Ziel der Übung :: Gib den Text über Duftstoffe in Hautpflege erneut wieder, beginnend mit "Duftstoffe werden Hautpflegeprodukten" und weiter bis einschließlich "gleich reproduziert werden.". Ersetze dabei "Hersteller" durch "Produzenten".

Der Duft eines Pflegeprodukts spielt für viele eine große Rolle. Er vermittelt Frische, Luxus oder Wohlbefinden und kann die tägliche Pflegeroutine emotional aufladen. Doch so angenehm Parfüm in Hautpflege auch sein kann – für die Haut selbst ist es oft alles andere als neutral.
In diesem Beitrag erklären wir, was Duftstoffe in Hautpflege ausmachen, welche Arten von Duftstoffen es gibt und warum wir uns bewusst gegen Parfüm und deklarationspflichtige Allergene entschieden haben.
Duftstoffe werden Hautpflegeprodukten aus verschiedenen Gründen zugesetzt:
- Sie überdecken den Eigengeruch von Rohstoffen
- Sie sorgen für ein angenehmes, „sauberes“ Gefühl
- Sie stärken die emotionale Markenwahrnehmung
Der Duft sagt jedoch nichts über die Wirksamkeit eines Produkts aus. Er hat keinen pflegenden Nutzen für die Haut – im Gegenteil: Gerade sensible oder gestresste Haut reagiert häufig negativ auf Duftstoffe.
Nicht jeder Duftstoff ist gleich. Grundsätzlich lassen sich drei Kategorien unterscheiden:
Diese werden im Labor hergestellt und sind in der Inhaltsstoffliste meist schlicht als „Parfum“ oder „Fragrance“ aufgeführt.
Der Vorteil für Hersteller: Duftmischungen können stabil, kostengünstig und immer gleich reproduziert werden.
Der Nachteil für die Haut: Die genaue Zusammensetzung bleibt oft unklar, und viele dieser Stoffe gelten als reizend oder sensibilisierend.
Auch natürliche Duftstoffe – z. B. aus Lavendel, Zitrusfrüchten oder Rosen – klingen zunächst harmlos.
Doch „natürlich“ bedeutet nicht automatisch „hautverträglich“. Ätherische Öle enthalten hochkonzentrierte Duftmoleküle, die:
- die Haut reizen können
- die Hautbarriere schwächen
- bei empfindlicher Haut Allergien auslösen können
Gerade in Leave-on-Produkten (Seren, Cremes) sind sie für viele Hauttypen problematisch.

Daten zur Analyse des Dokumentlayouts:
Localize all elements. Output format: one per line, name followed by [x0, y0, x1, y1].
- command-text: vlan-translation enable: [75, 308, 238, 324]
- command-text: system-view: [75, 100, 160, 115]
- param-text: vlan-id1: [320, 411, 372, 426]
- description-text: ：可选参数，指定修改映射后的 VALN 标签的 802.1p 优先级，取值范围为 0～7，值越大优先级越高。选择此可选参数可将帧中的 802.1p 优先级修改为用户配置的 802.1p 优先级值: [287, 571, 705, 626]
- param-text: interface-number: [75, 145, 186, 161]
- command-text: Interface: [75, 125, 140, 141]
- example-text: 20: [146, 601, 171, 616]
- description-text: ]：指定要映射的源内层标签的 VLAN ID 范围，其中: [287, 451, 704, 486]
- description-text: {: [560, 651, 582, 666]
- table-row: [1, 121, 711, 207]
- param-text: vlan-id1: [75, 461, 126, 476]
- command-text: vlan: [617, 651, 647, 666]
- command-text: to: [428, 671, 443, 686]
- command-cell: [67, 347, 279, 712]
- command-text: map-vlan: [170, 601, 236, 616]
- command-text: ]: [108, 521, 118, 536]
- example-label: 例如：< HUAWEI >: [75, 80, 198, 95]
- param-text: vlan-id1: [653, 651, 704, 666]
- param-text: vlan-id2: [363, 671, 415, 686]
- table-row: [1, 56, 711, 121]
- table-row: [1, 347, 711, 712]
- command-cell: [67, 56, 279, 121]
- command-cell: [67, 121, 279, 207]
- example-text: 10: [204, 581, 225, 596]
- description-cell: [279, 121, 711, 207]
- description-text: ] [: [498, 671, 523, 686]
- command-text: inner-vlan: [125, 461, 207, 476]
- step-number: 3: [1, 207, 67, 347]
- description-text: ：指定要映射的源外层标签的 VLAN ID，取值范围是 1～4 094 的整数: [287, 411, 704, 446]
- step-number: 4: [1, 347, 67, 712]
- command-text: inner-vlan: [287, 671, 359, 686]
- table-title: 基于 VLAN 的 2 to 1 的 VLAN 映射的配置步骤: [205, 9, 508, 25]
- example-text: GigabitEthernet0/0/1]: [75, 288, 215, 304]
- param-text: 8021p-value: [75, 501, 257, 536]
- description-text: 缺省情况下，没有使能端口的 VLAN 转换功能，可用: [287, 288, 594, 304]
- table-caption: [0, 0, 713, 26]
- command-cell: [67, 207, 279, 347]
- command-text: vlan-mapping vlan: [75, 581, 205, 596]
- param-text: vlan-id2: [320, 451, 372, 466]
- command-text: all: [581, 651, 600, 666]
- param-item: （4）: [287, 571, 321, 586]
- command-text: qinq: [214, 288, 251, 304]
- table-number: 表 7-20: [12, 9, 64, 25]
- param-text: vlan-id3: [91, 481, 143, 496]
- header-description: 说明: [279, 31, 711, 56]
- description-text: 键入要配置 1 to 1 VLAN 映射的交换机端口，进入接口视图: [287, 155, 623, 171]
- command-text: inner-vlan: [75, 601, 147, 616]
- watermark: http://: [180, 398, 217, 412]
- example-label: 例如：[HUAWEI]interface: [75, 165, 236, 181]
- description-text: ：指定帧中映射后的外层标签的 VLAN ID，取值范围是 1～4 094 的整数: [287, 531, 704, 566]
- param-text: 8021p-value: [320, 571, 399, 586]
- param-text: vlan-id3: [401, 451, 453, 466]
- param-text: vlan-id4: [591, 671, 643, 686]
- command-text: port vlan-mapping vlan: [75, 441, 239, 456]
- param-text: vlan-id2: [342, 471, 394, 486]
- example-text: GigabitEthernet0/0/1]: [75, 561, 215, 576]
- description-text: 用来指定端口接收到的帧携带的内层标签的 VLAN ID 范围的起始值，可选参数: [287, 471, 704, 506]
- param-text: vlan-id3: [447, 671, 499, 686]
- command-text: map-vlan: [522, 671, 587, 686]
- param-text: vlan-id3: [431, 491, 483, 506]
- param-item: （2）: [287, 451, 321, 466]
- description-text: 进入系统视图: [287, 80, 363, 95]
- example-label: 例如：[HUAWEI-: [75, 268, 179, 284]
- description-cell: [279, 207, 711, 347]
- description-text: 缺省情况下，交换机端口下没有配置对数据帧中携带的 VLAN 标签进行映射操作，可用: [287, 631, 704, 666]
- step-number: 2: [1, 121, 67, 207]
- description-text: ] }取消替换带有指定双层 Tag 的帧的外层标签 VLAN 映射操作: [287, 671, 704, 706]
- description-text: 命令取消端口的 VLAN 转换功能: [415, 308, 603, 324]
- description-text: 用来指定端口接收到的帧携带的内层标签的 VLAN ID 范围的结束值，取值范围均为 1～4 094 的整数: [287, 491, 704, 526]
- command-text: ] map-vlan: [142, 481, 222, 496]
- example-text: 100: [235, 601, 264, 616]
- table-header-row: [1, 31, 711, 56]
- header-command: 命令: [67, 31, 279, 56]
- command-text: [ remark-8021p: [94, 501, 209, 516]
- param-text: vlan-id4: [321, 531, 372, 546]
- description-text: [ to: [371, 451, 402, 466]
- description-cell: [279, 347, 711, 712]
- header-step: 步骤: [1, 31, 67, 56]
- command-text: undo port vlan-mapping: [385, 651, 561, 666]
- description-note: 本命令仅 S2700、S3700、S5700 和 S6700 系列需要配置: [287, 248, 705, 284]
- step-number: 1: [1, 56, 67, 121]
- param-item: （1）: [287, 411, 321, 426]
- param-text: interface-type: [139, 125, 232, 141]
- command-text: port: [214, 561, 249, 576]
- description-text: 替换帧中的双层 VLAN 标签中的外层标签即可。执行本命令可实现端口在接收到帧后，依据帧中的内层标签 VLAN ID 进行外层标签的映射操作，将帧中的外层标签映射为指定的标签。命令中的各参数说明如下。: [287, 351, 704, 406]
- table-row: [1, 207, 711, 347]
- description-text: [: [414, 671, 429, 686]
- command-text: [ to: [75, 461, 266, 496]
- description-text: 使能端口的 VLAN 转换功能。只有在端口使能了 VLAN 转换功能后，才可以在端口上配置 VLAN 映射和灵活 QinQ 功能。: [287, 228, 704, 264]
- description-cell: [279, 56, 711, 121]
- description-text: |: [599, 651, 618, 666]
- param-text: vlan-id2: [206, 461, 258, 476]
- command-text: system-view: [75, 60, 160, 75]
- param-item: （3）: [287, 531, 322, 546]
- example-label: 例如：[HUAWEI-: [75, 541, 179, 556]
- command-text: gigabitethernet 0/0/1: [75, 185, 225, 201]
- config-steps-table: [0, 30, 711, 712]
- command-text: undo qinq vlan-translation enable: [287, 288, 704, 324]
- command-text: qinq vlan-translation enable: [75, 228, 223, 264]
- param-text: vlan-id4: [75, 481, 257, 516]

Ausgabe der Übung ::
Duftstoffe werden Hautpflegeprodukten aus verschiedenen Gründen zugesetzt:
- Sie überdecken den Eigengeruch von Rohstoffen
- Sie sorgen für ein angenehmes, „sauberes“ Gefühl
- Sie stärken die emotionale Markenwahrnehmung
Der Duft sagt jedoch nichts über die Wirksamkeit eines Produkts aus. Er hat keinen pflegenden Nutzen für die Haut – im Gegenteil: Gerade sensible oder gestresste Haut reagiert häufig negativ auf Duftstoffe.
Nicht jeder Duftstoff ist gleich. Grundsätzlich lassen sich drei Kategorien unterscheiden:
Diese werden im Labor hergestellt und sind in der Inhaltsstoffliste meist schlicht als „Parfum“ oder „Fragrance“ aufgeführt.
Der Vorteil für Produzenten: Duftmischungen können stabil, kostengünstig und immer gleich reproduziert werden.